• Directions:
Write out all of the entries that follow, word for word, but skip the pictures.

——

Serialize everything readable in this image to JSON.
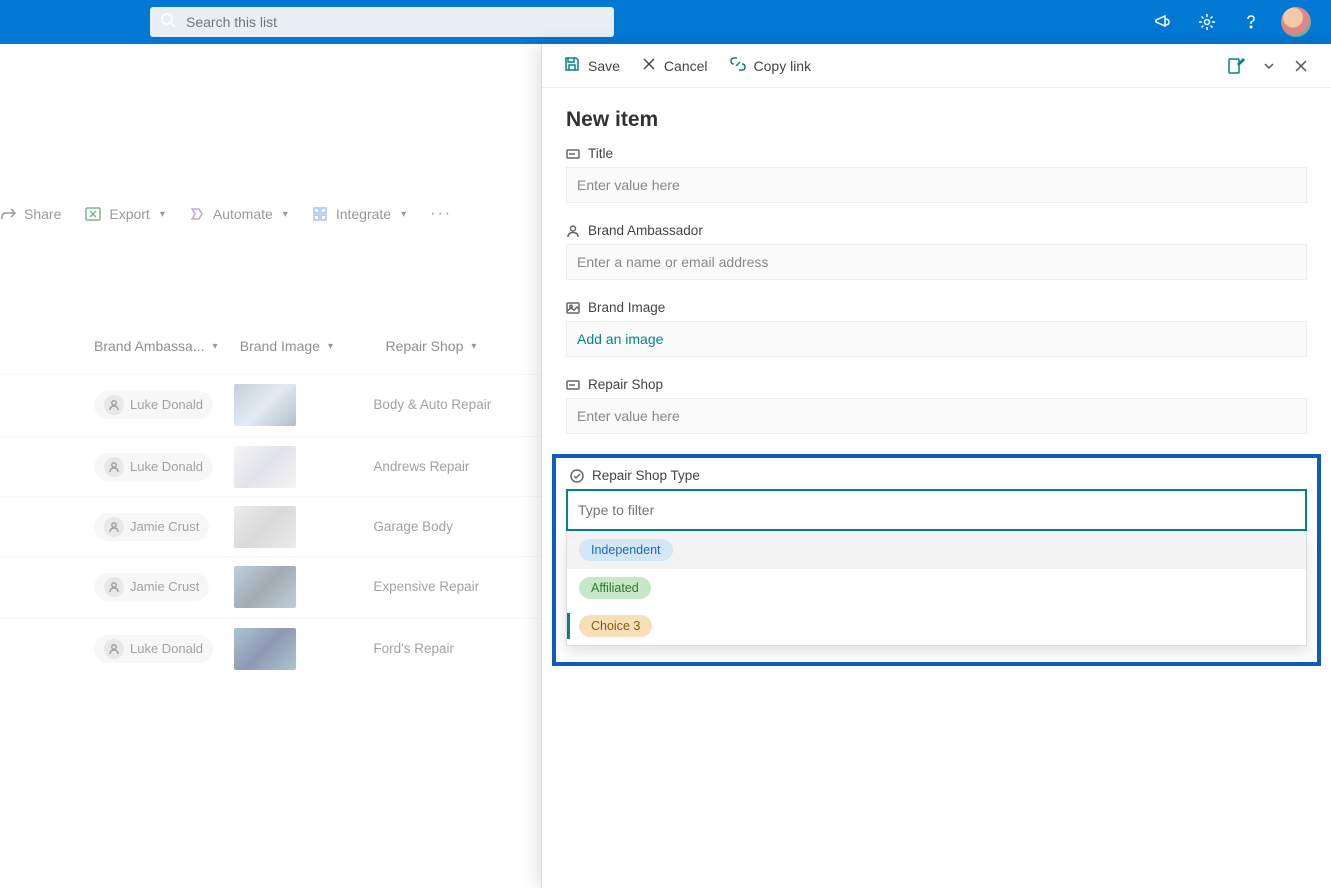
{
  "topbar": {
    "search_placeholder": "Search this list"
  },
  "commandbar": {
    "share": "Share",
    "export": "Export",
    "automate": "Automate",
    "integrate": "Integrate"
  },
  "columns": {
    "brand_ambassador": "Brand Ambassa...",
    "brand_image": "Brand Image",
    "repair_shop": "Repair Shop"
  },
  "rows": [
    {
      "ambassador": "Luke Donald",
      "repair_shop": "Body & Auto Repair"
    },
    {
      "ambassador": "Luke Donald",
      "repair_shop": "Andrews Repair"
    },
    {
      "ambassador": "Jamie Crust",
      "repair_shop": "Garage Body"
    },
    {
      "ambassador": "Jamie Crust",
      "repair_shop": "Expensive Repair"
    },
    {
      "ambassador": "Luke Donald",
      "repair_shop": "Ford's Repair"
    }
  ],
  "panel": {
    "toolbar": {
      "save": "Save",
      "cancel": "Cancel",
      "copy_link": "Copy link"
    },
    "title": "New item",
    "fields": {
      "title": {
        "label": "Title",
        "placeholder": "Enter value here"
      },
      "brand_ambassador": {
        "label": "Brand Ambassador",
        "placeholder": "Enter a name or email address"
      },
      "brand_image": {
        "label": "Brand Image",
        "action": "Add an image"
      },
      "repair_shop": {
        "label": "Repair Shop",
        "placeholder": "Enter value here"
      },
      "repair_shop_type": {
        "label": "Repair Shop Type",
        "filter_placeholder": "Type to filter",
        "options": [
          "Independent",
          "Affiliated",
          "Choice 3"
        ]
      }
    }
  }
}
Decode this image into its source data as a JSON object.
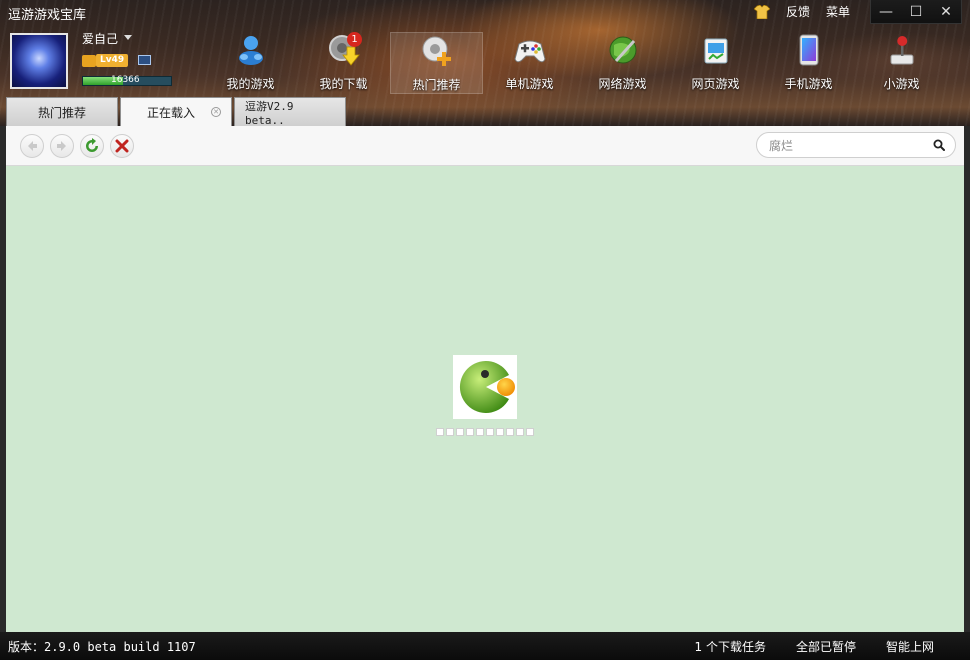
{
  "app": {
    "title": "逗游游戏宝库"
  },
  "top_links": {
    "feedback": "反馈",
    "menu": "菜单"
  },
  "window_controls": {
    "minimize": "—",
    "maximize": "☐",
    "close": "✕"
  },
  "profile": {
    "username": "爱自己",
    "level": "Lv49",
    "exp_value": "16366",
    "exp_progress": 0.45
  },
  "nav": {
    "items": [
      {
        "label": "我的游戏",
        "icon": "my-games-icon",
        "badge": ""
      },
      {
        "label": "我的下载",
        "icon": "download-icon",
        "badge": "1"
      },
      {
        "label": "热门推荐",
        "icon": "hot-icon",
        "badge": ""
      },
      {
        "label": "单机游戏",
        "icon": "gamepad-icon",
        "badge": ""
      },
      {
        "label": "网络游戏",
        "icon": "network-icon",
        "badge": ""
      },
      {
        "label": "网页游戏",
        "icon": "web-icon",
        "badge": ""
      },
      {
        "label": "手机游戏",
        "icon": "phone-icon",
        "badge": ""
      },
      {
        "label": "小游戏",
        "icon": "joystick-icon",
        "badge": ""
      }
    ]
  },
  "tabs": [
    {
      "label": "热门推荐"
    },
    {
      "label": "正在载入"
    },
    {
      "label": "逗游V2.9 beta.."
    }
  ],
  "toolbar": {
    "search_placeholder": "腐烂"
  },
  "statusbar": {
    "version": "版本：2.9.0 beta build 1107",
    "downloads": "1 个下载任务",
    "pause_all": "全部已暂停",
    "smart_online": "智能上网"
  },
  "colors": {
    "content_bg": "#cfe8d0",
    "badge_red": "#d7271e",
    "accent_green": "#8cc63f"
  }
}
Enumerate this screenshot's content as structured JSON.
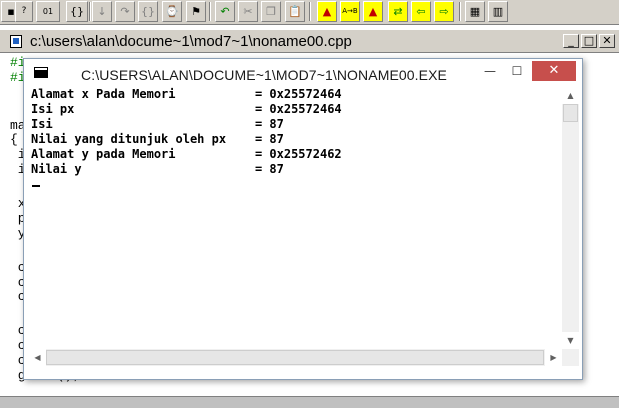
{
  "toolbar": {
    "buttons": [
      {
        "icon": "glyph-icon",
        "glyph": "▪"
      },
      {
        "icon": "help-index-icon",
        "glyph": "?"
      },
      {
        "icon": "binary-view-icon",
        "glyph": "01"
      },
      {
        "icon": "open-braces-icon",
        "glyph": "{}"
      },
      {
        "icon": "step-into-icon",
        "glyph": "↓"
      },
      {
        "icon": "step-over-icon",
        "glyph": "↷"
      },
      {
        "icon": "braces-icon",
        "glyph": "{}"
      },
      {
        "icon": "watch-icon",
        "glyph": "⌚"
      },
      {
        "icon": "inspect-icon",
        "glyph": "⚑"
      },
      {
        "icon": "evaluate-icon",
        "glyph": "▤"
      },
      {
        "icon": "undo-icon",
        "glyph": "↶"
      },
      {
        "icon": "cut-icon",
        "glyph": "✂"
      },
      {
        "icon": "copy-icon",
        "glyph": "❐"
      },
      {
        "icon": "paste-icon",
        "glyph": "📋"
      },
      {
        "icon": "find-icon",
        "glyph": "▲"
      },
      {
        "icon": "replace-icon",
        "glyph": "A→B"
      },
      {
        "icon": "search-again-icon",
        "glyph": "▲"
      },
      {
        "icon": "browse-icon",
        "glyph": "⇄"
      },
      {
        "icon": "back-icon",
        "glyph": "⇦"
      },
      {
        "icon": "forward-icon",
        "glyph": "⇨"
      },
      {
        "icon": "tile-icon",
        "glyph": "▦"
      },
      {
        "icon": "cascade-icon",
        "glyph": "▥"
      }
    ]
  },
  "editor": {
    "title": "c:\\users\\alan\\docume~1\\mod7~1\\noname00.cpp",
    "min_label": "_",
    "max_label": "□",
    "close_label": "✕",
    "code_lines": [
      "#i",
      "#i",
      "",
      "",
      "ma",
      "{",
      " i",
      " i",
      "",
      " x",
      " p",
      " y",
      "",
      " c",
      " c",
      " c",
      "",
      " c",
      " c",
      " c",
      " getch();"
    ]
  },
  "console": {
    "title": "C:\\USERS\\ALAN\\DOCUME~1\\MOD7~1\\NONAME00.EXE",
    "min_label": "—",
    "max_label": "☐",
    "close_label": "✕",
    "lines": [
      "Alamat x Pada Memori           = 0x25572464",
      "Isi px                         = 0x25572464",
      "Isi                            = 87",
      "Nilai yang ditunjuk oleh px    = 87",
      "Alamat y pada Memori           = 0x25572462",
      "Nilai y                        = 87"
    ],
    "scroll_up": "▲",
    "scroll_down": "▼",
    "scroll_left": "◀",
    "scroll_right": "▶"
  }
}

——

• Complete answer:
Serialize everything readable in this image to JSON.
{
  "topbar": {
    "search_placeholder": "Search this list"
  },
  "commandbar": {
    "share": "Share",
    "export": "Export",
    "automate": "Automate",
    "integrate": "Integrate"
  },
  "columns": {
    "brand_ambassador": "Brand Ambassa...",
    "brand_image": "Brand Image",
    "repair_shop": "Repair Shop"
  },
  "rows": [
    {
      "ambassador": "Luke Donald",
      "repair_shop": "Body & Auto Repair"
    },
    {
      "ambassador": "Luke Donald",
      "repair_shop": "Andrews Repair"
    },
    {
      "ambassador": "Jamie Crust",
      "repair_shop": "Garage Body"
    },
    {
      "ambassador": "Jamie Crust",
      "repair_shop": "Expensive Repair"
    },
    {
      "ambassador": "Luke Donald",
      "repair_shop": "Ford's Repair"
    }
  ],
  "panel": {
    "toolbar": {
      "save": "Save",
      "cancel": "Cancel",
      "copy_link": "Copy link"
    },
    "title": "New item",
    "fields": {
      "title": {
        "label": "Title",
        "placeholder": "Enter value here"
      },
      "brand_ambassador": {
        "label": "Brand Ambassador",
        "placeholder": "Enter a name or email address"
      },
      "brand_image": {
        "label": "Brand Image",
        "action": "Add an image"
      },
      "repair_shop": {
        "label": "Repair Shop",
        "placeholder": "Enter value here"
      },
      "repair_shop_type": {
        "label": "Repair Shop Type",
        "filter_placeholder": "Type to filter",
        "options": [
          "Independent",
          "Affiliated",
          "Choice 3"
        ]
      }
    }
  }
}
Decode this image into its source data as a JSON object.
{
  "app": {
    "title": "逗游游戏宝库"
  },
  "top_links": {
    "feedback": "反馈",
    "menu": "菜单"
  },
  "window_controls": {
    "minimize": "—",
    "maximize": "☐",
    "close": "✕"
  },
  "profile": {
    "username": "爱自己",
    "level": "Lv49",
    "exp_value": "16366",
    "exp_progress": 0.45
  },
  "nav": {
    "items": [
      {
        "label": "我的游戏",
        "icon": "my-games-icon",
        "badge": ""
      },
      {
        "label": "我的下载",
        "icon": "download-icon",
        "badge": "1"
      },
      {
        "label": "热门推荐",
        "icon": "hot-icon",
        "badge": ""
      },
      {
        "label": "单机游戏",
        "icon": "gamepad-icon",
        "badge": ""
      },
      {
        "label": "网络游戏",
        "icon": "network-icon",
        "badge": ""
      },
      {
        "label": "网页游戏",
        "icon": "web-icon",
        "badge": ""
      },
      {
        "label": "手机游戏",
        "icon": "phone-icon",
        "badge": ""
      },
      {
        "label": "小游戏",
        "icon": "joystick-icon",
        "badge": ""
      }
    ]
  },
  "tabs": [
    {
      "label": "热门推荐"
    },
    {
      "label": "正在载入"
    },
    {
      "label": "逗游V2.9 beta.."
    }
  ],
  "toolbar": {
    "search_placeholder": "腐烂"
  },
  "statusbar": {
    "version": "版本：2.9.0 beta build 1107",
    "downloads": "1 个下载任务",
    "pause_all": "全部已暂停",
    "smart_online": "智能上网"
  },
  "colors": {
    "content_bg": "#cfe8d0",
    "badge_red": "#d7271e",
    "accent_green": "#8cc63f"
  }
}
Enumerate this screenshot's content as structured JSON.
{
  "toolbar": {
    "buttons": [
      {
        "icon": "glyph-icon",
        "glyph": "▪"
      },
      {
        "icon": "help-index-icon",
        "glyph": "?"
      },
      {
        "icon": "binary-view-icon",
        "glyph": "01"
      },
      {
        "icon": "open-braces-icon",
        "glyph": "{}"
      },
      {
        "icon": "step-into-icon",
        "glyph": "↓"
      },
      {
        "icon": "step-over-icon",
        "glyph": "↷"
      },
      {
        "icon": "braces-icon",
        "glyph": "{}"
      },
      {
        "icon": "watch-icon",
        "glyph": "⌚"
      },
      {
        "icon": "inspect-icon",
        "glyph": "⚑"
      },
      {
        "icon": "evaluate-icon",
        "glyph": "▤"
      },
      {
        "icon": "undo-icon",
        "glyph": "↶"
      },
      {
        "icon": "cut-icon",
        "glyph": "✂"
      },
      {
        "icon": "copy-icon",
        "glyph": "❐"
      },
      {
        "icon": "paste-icon",
        "glyph": "📋"
      },
      {
        "icon": "find-icon",
        "glyph": "▲"
      },
      {
        "icon": "replace-icon",
        "glyph": "A→B"
      },
      {
        "icon": "search-again-icon",
        "glyph": "▲"
      },
      {
        "icon": "browse-icon",
        "glyph": "⇄"
      },
      {
        "icon": "back-icon",
        "glyph": "⇦"
      },
      {
        "icon": "forward-icon",
        "glyph": "⇨"
      },
      {
        "icon": "tile-icon",
        "glyph": "▦"
      },
      {
        "icon": "cascade-icon",
        "glyph": "▥"
      }
    ]
  },
  "editor": {
    "title": "c:\\users\\alan\\docume~1\\mod7~1\\noname00.cpp",
    "min_label": "_",
    "max_label": "□",
    "close_label": "✕",
    "code_lines": [
      "#i",
      "#i",
      "",
      "",
      "ma",
      "{",
      " i",
      " i",
      "",
      " x",
      " p",
      " y",
      "",
      " c",
      " c",
      " c",
      "",
      " c",
      " c",
      " c",
      " getch();"
    ]
  },
  "console": {
    "title": "C:\\USERS\\ALAN\\DOCUME~1\\MOD7~1\\NONAME00.EXE",
    "min_label": "—",
    "max_label": "☐",
    "close_label": "✕",
    "lines": [
      "Alamat x Pada Memori           = 0x25572464",
      "Isi px                         = 0x25572464",
      "Isi                            = 87",
      "Nilai yang ditunjuk oleh px    = 87",
      "Alamat y pada Memori           = 0x25572462",
      "Nilai y                        = 87"
    ],
    "scroll_up": "▲",
    "scroll_down": "▼",
    "scroll_left": "◀",
    "scroll_right": "▶"
  }
}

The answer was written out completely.